_Exercise prompt_
Extract all lines in the data that contain the word "dust".
<<<<
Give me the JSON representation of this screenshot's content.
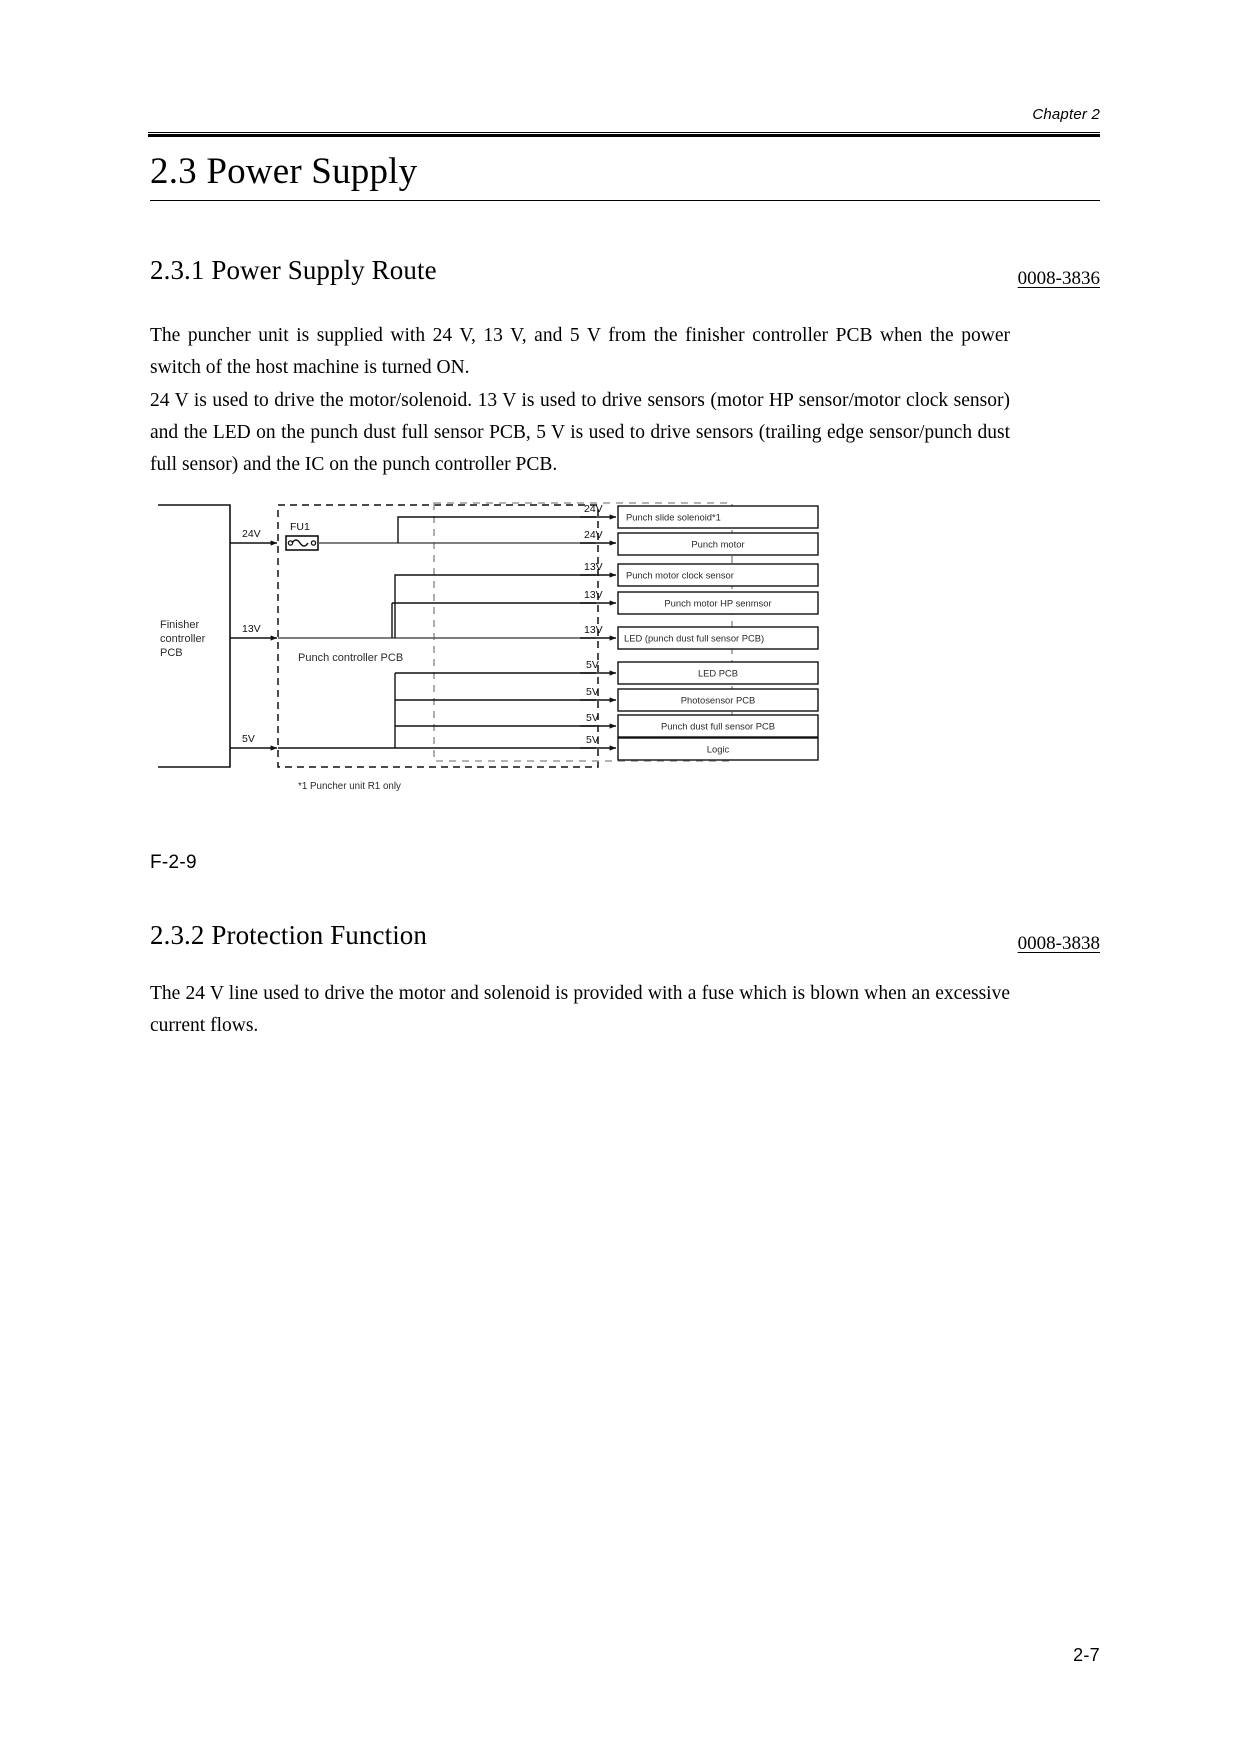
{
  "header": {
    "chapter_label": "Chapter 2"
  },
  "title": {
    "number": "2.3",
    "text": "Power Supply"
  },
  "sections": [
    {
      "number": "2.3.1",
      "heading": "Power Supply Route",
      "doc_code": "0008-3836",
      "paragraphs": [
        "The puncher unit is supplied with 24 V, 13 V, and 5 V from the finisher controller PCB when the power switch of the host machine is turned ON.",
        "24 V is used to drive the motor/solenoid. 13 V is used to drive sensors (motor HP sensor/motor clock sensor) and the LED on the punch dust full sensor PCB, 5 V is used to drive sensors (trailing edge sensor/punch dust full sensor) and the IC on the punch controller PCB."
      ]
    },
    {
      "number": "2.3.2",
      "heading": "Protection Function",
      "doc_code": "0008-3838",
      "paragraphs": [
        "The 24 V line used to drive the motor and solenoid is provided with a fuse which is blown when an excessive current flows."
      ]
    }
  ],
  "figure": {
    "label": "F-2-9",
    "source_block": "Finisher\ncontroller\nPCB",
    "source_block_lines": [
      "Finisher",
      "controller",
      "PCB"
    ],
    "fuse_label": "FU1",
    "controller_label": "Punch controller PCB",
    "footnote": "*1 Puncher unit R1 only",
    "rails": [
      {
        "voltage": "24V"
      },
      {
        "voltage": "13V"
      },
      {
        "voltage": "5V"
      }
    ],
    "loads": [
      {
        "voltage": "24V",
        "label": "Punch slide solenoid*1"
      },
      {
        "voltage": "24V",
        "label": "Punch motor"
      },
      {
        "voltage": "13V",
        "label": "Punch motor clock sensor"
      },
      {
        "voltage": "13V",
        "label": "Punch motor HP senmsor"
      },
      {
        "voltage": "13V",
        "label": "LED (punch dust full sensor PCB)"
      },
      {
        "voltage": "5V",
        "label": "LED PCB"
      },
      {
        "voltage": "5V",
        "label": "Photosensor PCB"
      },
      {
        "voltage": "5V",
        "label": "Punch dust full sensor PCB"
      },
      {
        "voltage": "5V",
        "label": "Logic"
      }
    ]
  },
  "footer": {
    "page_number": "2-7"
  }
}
>>>>
_Output below_
        "24 V is used to drive the motor/solenoid. 13 V is used to drive sensors (motor HP sensor/motor clock sensor) and the LED on the punch dust full sensor PCB, 5 V is used to drive sensors (trailing edge sensor/punch dust full sensor) and the IC on the punch controller PCB."
        "label": "LED (punch dust full sensor PCB)"
        "label": "Punch dust full sensor PCB"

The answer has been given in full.